• Aim: Extract each line of the data below exactly as written.

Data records
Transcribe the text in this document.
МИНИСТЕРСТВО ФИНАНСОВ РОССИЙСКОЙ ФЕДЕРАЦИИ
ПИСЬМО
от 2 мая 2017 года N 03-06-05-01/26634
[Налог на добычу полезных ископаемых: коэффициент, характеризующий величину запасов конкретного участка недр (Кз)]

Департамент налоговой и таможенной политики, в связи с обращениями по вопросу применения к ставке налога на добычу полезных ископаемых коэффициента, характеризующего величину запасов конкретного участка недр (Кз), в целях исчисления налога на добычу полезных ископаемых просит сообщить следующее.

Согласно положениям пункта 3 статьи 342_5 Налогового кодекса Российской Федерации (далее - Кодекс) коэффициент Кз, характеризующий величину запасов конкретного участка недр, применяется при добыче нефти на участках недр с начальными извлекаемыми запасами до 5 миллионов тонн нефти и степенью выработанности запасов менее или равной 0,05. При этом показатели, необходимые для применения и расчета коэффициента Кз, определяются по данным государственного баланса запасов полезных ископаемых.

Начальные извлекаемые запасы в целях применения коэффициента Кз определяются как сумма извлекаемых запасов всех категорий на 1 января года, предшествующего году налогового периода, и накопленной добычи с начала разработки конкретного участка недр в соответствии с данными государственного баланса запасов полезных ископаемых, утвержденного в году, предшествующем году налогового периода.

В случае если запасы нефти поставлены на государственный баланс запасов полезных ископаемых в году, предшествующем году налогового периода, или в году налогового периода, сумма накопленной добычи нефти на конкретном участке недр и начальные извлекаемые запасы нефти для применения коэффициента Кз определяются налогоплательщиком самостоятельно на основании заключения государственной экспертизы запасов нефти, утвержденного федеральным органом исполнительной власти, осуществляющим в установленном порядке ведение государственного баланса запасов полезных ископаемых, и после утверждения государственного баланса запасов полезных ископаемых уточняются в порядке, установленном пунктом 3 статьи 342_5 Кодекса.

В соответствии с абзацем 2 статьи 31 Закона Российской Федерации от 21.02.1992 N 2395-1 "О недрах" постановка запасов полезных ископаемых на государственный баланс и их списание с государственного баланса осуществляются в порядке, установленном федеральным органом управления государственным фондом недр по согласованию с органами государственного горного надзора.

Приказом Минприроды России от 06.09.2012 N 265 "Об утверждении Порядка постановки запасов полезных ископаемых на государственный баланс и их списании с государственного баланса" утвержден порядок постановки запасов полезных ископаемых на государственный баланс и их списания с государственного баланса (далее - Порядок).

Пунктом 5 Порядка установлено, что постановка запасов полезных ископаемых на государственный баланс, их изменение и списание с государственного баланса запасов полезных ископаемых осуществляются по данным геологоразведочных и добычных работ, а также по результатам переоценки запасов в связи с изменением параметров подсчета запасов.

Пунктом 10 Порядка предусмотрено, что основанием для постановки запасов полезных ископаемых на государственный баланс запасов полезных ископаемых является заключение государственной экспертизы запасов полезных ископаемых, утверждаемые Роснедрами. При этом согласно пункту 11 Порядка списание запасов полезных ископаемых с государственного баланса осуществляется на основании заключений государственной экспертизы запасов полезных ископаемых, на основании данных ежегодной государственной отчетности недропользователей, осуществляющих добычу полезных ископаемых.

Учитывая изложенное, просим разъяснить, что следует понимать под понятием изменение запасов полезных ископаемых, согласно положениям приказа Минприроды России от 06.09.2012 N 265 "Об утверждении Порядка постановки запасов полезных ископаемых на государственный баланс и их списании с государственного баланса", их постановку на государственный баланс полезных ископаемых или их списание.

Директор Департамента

• Result:
Transcribe the text in this document.
МИНИСТЕРСТВО ФИНАНСОВ РОССИЙСКОЙ ФЕДЕРАЦИИ
ПИСЬМО
от 2 мая 2017 года N 03-06-05-01/26634
[Налог на добычу полезных ископаемых: коэффициент, характеризующий величину запасов конкретного участка недр (Кз)]

Департамент налоговой и таможенной политики, в связи с обращениями по вопросу применения к ставке налога на добычу полезных ископаемых коэффициента, характеризующего величину запасов конкретного участка недр (Кз), в целях исчисления налога на добычу полезных ископаемых просит сообщить следующее.

Согласно положениям пункта 3 статьи 342_5 Налогового кодекса Российской Федерации (далее - Кодекс) коэффициент Кз, характеризующий величину запасов конкретного участка недр, применяется при добыче нефти на участках недр с начальными извлекаемыми запасами до 5 миллионов тонн нефти и степенью выработанности запасов менее или равной 0,05. При этом показатели, необходимые для применения и расчета коэффициента Кз, определяются по данным государственного баланса запасов полезных ископаемых.

Начальные извлекаемые запасы в целях применения коэффициента Кз определяются как сумма извлекаемых запасов всех категорий на 1 января года, предшествующего году налогового периода, и накопленной добычи с начала разработки конкретного участка недр в соответствии с данными государственного баланса запасов полезных ископаемых, утвержденного в году, предшествующем году налогового периода.

В случае если запасы нефти поставлены на государственный баланс запасов полезных ископаемых в году, предшествующем году налогового периода, или в году налогового периода, сумма накопленной добычи нефти на конкретном участке недр и начальные извлекаемые запасы нефти для применения коэффициента Кз определяются налогоплательщиком самостоятельно на основании заключения государственной экспертизы запасов нефти, утвержденного федеральным органом исполнительной власти, осуществляющим в установленном порядке ведение государственного баланса запасов полезных ископаемых, и после утверждения государственного баланса запасов полезных ископаемых уточняются в порядке, установленном пунктом 3 статьи 342_5 Кодекса.

В соответствии с абзацем 2 статьи 31 Закона Российской Федерации от 21.02.1992 N 2395-1 "О недрах" постановка запасов полезных ископаемых на государственный баланс и их списание с государственного баланса осуществляются в порядке, установленном федеральным органом управления государственным фондом недр по согласованию с органами государственного горного надзора.

Приказом Минприроды России от 06.09.2012 N 265 "Об утверждении Порядка постановки запасов полезных ископаемых на государственный баланс и их списании с государственного баланса" утвержден порядок постановки запасов полезных ископаемых на государственный баланс и их списания с государственного баланса (далее - Порядок).

Пунктом 5 Порядка установлено, что постановка запасов полезных ископаемых на государственный баланс, их изменение и списание с государственного баланса запасов полезных ископаемых осуществляются по данным геологоразведочных и добычных работ, а также по результатам переоценки запасов в связи с изменением параметров подсчета запасов.

Пунктом 10 Порядка предусмотрено, что основанием для постановки запасов полезных ископаемых на государственный баланс запасов полезных ископаемых является заключение государственной экспертизы запасов полезных ископаемых, утверждаемые Роснедрами. При этом согласно пункту 11 Порядка списание запасов полезных ископаемых с государственного баланса осуществляется на основании заключений государственной экспертизы запасов полезных ископаемых, на основании данных ежегодной государственной отчетности недропользователей, осуществляющих добычу полезных ископаемых.

Учитывая изложенное, просим разъяснить, что следует понимать под понятием изменение запасов полезных ископаемых, согласно положениям приказа Минприроды России от 06.09.2012 N 265 "Об утверждении Порядка постановки запасов полезных ископаемых на государственный баланс и их списании с государственного баланса", их постановку на государственный баланс полезных ископаемых или их списание.

Директор Департамента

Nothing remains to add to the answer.